- **The exercise**: Lines containing the word "title" are to be counted; state their number and nothing further.
○ ○ ○ ○
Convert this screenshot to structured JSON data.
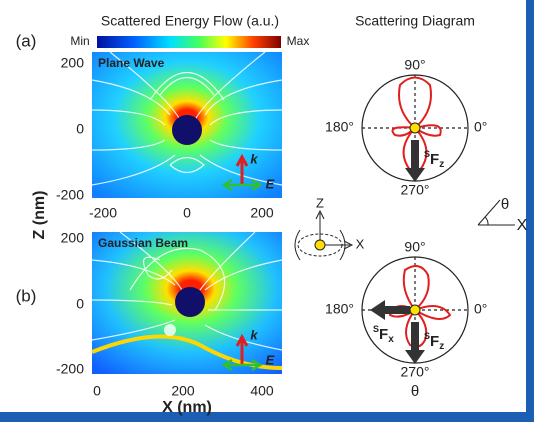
{
  "colorbar": {
    "title": "Scattered Energy Flow (a.u.)",
    "min": "Min",
    "max": "Max"
  },
  "panels": [
    {
      "tag": "(a)",
      "label": "Plane Wave",
      "yticks": [
        "200",
        "0",
        "-200"
      ],
      "xticks": [
        "-200",
        "0",
        "200"
      ],
      "k": "k",
      "E": "E"
    },
    {
      "tag": "(b)",
      "label": "Gaussian Beam",
      "yticks": [
        "200",
        "0",
        "-200"
      ],
      "xticks": [
        "0",
        "200",
        "400"
      ],
      "k": "k",
      "E": "E"
    }
  ],
  "axes": {
    "y_label": "Z (nm)",
    "x_label": "X (nm)"
  },
  "diagram": {
    "title": "Scattering Diagram",
    "theta": "θ",
    "polars": [
      {
        "top": "90°",
        "left": "180°",
        "right": "0°",
        "bottom": "270°",
        "forces": [
          {
            "pre": "S",
            "base": "F",
            "sub": "z"
          }
        ]
      },
      {
        "top": "90°",
        "left": "180°",
        "right": "0°",
        "bottom": "270°",
        "forces": [
          {
            "pre": "S",
            "base": "F",
            "sub": "x"
          },
          {
            "pre": "S",
            "base": "F",
            "sub": "z"
          }
        ]
      }
    ]
  },
  "inset": {
    "z": "Z",
    "x": "X"
  },
  "angle_inset": {
    "theta": "θ",
    "x": "X"
  }
}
○ ○ ○ ○
- **Output of the exercise**: 2